* Start TASK DATA *

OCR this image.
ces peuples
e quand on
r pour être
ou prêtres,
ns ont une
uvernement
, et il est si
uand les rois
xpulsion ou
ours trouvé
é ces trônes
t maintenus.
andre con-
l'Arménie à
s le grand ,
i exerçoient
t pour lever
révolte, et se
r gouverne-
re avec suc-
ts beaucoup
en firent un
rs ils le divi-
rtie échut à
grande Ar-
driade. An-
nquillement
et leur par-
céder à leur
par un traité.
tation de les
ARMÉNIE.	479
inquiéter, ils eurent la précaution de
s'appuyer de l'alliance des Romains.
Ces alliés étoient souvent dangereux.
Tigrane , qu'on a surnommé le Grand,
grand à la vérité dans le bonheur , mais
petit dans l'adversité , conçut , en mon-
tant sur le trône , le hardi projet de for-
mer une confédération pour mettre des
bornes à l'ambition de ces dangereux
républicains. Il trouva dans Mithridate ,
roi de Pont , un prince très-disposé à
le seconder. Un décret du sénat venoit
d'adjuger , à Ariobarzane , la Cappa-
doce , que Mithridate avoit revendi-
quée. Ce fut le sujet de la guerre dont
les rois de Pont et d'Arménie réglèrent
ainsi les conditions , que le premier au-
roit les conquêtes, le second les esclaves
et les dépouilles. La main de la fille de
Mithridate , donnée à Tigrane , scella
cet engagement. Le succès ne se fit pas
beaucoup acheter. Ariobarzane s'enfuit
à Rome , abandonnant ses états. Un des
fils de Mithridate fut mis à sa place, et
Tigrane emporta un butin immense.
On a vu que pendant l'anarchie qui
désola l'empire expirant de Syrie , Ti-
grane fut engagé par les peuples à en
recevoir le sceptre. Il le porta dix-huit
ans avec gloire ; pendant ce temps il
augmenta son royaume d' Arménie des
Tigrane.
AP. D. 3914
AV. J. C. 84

* End TASK DATA *
* Start TASK DATA *

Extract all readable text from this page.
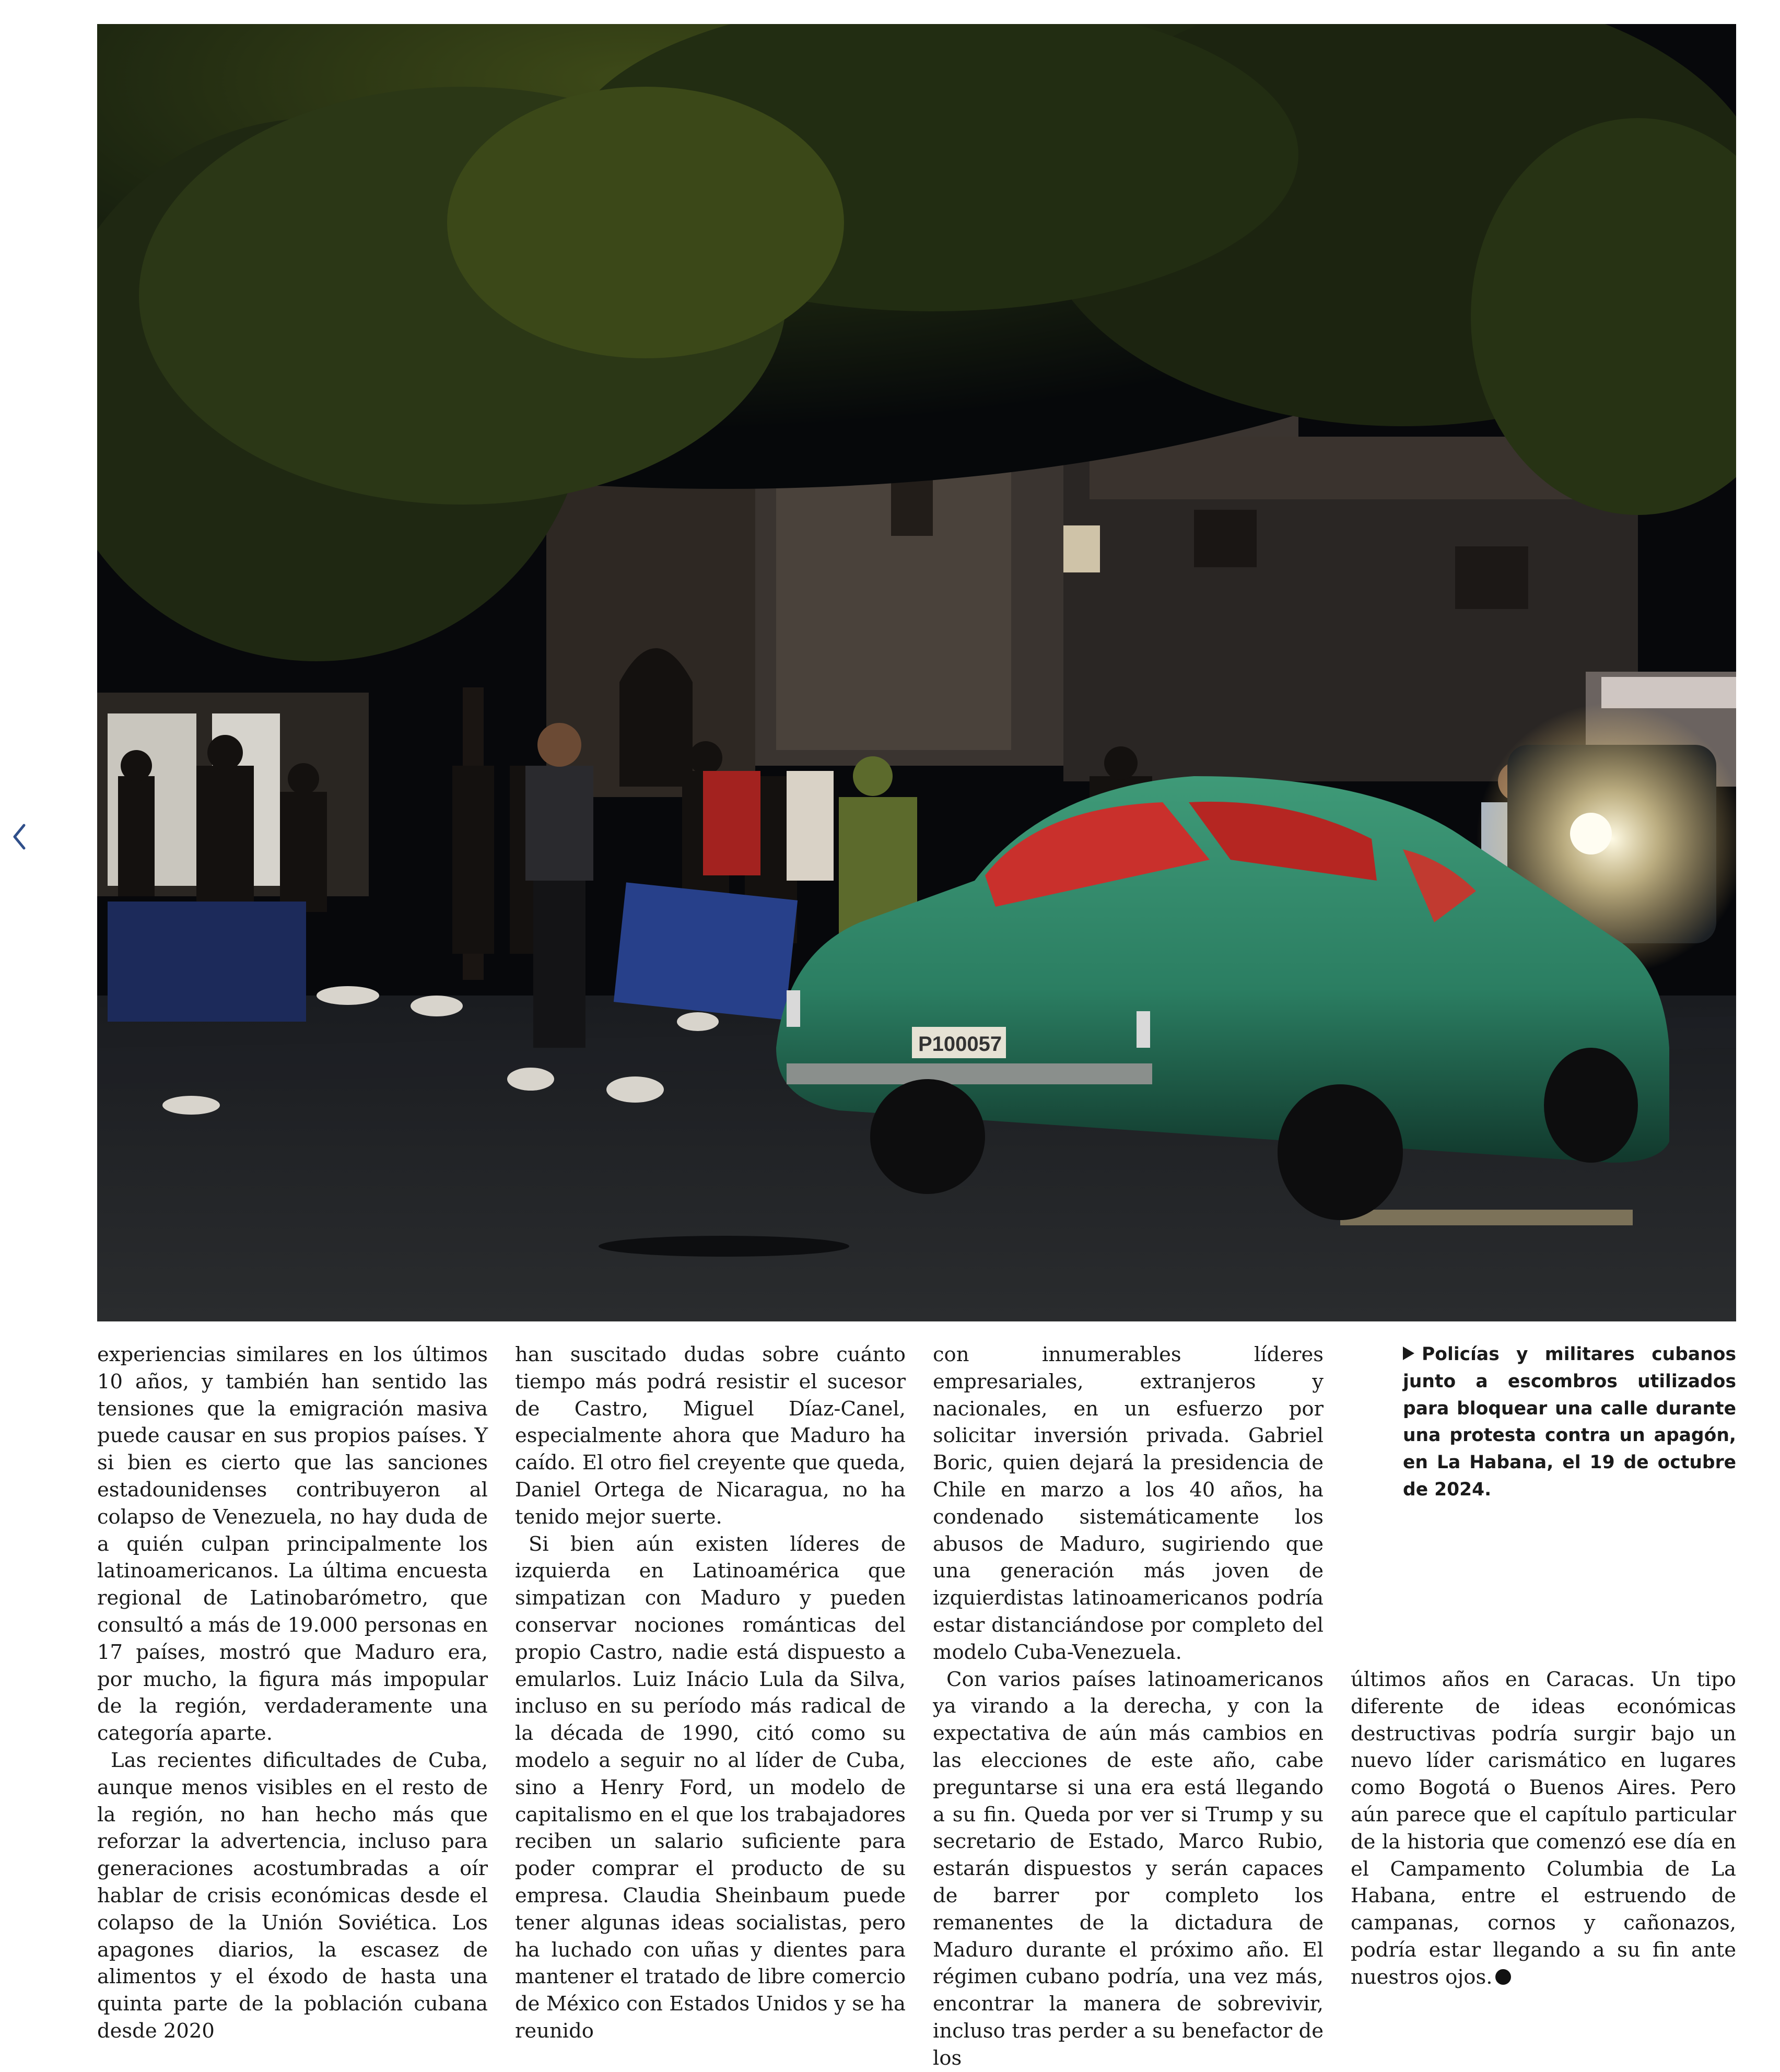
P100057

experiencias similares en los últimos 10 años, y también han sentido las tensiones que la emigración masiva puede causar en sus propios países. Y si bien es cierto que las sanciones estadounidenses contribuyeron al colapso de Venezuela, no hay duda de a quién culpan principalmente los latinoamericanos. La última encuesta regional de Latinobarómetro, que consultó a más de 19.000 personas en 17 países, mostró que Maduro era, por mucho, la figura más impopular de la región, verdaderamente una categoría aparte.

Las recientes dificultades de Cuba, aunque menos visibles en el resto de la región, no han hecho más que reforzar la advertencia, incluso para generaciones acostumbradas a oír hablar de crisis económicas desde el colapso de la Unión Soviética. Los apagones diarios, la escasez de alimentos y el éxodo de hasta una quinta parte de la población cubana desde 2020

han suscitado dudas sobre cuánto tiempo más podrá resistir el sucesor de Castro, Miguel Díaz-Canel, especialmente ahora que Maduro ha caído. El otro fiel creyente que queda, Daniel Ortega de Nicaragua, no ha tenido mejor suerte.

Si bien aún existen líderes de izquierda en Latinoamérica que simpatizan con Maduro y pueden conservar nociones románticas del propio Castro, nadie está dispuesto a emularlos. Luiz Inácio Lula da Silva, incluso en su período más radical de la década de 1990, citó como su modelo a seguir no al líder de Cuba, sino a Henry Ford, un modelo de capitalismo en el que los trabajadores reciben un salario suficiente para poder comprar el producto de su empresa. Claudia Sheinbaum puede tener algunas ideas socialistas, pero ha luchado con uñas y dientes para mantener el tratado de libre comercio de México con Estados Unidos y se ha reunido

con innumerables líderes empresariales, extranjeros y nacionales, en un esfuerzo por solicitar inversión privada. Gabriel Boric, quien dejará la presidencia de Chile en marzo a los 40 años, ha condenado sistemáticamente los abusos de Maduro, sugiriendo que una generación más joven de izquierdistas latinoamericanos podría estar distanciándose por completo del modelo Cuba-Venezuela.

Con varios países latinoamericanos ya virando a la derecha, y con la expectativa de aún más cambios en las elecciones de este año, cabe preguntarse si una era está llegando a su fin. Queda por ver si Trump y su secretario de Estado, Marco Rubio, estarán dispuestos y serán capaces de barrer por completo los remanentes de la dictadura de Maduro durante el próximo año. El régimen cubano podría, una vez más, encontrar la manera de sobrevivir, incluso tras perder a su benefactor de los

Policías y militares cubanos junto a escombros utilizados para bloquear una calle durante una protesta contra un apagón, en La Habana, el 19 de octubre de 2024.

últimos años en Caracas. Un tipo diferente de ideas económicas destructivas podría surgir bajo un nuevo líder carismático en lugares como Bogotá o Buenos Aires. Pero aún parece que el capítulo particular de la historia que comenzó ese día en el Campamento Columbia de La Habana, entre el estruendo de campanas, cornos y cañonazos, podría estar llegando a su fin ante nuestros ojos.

* End TASK DATA *

• **WHAT YOU WILL DO**
Among the entries above, identify all lines with "Pont" and copy them.

• **FULL RESPONSE**
roi de Pont , un prince très-disposé à
les rois de Pont et d'Arménie réglèrent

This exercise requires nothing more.